-- Begin Material --

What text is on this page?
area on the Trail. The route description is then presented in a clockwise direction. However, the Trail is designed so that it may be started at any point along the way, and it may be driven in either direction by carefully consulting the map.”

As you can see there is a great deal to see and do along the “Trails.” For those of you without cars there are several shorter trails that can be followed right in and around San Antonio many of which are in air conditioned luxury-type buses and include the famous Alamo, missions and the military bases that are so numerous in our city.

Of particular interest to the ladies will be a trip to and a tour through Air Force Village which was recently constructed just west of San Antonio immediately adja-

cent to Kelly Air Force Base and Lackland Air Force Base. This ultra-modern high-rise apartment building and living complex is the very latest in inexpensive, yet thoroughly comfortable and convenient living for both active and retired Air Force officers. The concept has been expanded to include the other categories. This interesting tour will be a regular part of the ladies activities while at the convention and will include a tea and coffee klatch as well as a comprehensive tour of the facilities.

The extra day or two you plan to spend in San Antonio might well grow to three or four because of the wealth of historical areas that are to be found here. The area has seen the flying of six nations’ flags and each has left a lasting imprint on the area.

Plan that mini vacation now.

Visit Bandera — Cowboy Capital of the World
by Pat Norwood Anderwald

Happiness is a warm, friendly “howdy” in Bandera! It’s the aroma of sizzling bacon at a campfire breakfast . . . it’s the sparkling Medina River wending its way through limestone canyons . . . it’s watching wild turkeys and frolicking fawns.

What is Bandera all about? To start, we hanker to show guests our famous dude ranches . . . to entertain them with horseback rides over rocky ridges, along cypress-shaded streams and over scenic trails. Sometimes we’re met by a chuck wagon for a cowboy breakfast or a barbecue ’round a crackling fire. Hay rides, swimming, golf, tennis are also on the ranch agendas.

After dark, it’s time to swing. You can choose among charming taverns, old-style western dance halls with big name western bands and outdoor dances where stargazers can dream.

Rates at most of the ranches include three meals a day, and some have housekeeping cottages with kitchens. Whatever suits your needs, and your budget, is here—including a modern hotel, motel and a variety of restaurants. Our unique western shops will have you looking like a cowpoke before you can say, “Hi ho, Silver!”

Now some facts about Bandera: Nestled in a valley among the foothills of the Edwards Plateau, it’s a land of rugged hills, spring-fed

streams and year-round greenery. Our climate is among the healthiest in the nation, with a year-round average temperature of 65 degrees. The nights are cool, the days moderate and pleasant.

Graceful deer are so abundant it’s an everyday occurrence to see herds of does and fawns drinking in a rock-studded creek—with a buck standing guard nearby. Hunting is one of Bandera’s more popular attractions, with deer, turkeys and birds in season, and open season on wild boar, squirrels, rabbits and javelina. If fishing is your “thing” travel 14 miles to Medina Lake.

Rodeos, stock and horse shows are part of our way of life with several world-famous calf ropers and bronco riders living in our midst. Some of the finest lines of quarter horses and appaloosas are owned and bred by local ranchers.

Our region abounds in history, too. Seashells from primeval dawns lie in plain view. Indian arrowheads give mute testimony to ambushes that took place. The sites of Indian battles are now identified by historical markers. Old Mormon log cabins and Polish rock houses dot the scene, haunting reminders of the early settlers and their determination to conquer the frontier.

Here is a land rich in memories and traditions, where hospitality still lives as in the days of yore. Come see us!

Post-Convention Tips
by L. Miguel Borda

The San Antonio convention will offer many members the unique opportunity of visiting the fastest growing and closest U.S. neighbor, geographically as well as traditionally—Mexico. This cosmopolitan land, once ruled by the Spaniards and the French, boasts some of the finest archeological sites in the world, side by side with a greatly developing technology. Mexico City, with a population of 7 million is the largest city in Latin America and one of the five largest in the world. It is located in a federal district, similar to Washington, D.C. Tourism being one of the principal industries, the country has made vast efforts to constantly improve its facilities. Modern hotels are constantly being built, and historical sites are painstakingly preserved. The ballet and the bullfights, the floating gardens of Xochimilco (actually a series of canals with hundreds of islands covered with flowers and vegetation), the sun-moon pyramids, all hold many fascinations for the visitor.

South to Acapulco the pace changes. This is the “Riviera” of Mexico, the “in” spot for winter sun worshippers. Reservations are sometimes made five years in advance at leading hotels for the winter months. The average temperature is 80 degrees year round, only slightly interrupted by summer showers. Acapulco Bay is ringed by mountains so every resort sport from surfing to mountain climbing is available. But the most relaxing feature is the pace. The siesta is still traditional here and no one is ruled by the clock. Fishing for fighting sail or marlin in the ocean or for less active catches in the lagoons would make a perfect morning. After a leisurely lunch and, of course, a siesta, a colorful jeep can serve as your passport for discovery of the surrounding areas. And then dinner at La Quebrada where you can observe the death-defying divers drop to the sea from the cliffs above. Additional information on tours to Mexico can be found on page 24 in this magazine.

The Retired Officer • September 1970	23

-- End Material --

**Do this:**
Copy out the full material exactly as it appears.

**Task answer:**
What text is on this page?
area on the Trail. The route description is then presented in a clockwise direction. However, the Trail is designed so that it may be started at any point along the way, and it may be driven in either direction by carefully consulting the map.”

As you can see there is a great deal to see and do along the “Trails.” For those of you without cars there are several shorter trails that can be followed right in and around San Antonio many of which are in air conditioned luxury-type buses and include the famous Alamo, missions and the military bases that are so numerous in our city.

Of particular interest to the ladies will be a trip to and a tour through Air Force Village which was recently constructed just west of San Antonio immediately adja-

cent to Kelly Air Force Base and Lackland Air Force Base. This ultra-modern high-rise apartment building and living complex is the very latest in inexpensive, yet thoroughly comfortable and convenient living for both active and retired Air Force officers. The concept has been expanded to include the other categories. This interesting tour will be a regular part of the ladies activities while at the convention and will include a tea and coffee klatch as well as a comprehensive tour of the facilities.

The extra day or two you plan to spend in San Antonio might well grow to three or four because of the wealth of historical areas that are to be found here. The area has seen the flying of six nations’ flags and each has left a lasting imprint on the area.

Plan that mini vacation now.

Visit Bandera — Cowboy Capital of the World
by Pat Norwood Anderwald

Happiness is a warm, friendly “howdy” in Bandera! It’s the aroma of sizzling bacon at a campfire breakfast . . . it’s the sparkling Medina River wending its way through limestone canyons . . . it’s watching wild turkeys and frolicking fawns.

What is Bandera all about? To start, we hanker to show guests our famous dude ranches . . . to entertain them with horseback rides over rocky ridges, along cypress-shaded streams and over scenic trails. Sometimes we’re met by a chuck wagon for a cowboy breakfast or a barbecue ’round a crackling fire. Hay rides, swimming, golf, tennis are also on the ranch agendas.

After dark, it’s time to swing. You can choose among charming taverns, old-style western dance halls with big name western bands and outdoor dances where stargazers can dream.

Rates at most of the ranches include three meals a day, and some have housekeeping cottages with kitchens. Whatever suits your needs, and your budget, is here—including a modern hotel, motel and a variety of restaurants. Our unique western shops will have you looking like a cowpoke before you can say, “Hi ho, Silver!”

Now some facts about Bandera: Nestled in a valley among the foothills of the Edwards Plateau, it’s a land of rugged hills, spring-fed

streams and year-round greenery. Our climate is among the healthiest in the nation, with a year-round average temperature of 65 degrees. The nights are cool, the days moderate and pleasant.

Graceful deer are so abundant it’s an everyday occurrence to see herds of does and fawns drinking in a rock-studded creek—with a buck standing guard nearby. Hunting is one of Bandera’s more popular attractions, with deer, turkeys and birds in season, and open season on wild boar, squirrels, rabbits and javelina. If fishing is your “thing” travel 14 miles to Medina Lake.

Rodeos, stock and horse shows are part of our way of life with several world-famous calf ropers and bronco riders living in our midst. Some of the finest lines of quarter horses and appaloosas are owned and bred by local ranchers.

Our region abounds in history, too. Seashells from primeval dawns lie in plain view. Indian arrowheads give mute testimony to ambushes that took place. The sites of Indian battles are now identified by historical markers. Old Mormon log cabins and Polish rock houses dot the scene, haunting reminders of the early settlers and their determination to conquer the frontier.

Here is a land rich in memories and traditions, where hospitality still lives as in the days of yore. Come see us!

Post-Convention Tips
by L. Miguel Borda

The San Antonio convention will offer many members the unique opportunity of visiting the fastest growing and closest U.S. neighbor, geographically as well as traditionally—Mexico. This cosmopolitan land, once ruled by the Spaniards and the French, boasts some of the finest archeological sites in the world, side by side with a greatly developing technology. Mexico City, with a population of 7 million is the largest city in Latin America and one of the five largest in the world. It is located in a federal district, similar to Washington, D.C. Tourism being one of the principal industries, the country has made vast efforts to constantly improve its facilities. Modern hotels are constantly being built, and historical sites are painstakingly preserved. The ballet and the bullfights, the floating gardens of Xochimilco (actually a series of canals with hundreds of islands covered with flowers and vegetation), the sun-moon pyramids, all hold many fascinations for the visitor.

South to Acapulco the pace changes. This is the “Riviera” of Mexico, the “in” spot for winter sun worshippers. Reservations are sometimes made five years in advance at leading hotels for the winter months. The average temperature is 80 degrees year round, only slightly interrupted by summer showers. Acapulco Bay is ringed by mountains so every resort sport from surfing to mountain climbing is available. But the most relaxing feature is the pace. The siesta is still traditional here and no one is ruled by the clock. Fishing for fighting sail or marlin in the ocean or for less active catches in the lagoons would make a perfect morning. After a leisurely lunch and, of course, a siesta, a colorful jeep can serve as your passport for discovery of the surrounding areas. And then dinner at La Quebrada where you can observe the death-defying divers drop to the sea from the cliffs above. Additional information on tours to Mexico can be found on page 24 in this magazine.

The Retired Officer • September 1970	23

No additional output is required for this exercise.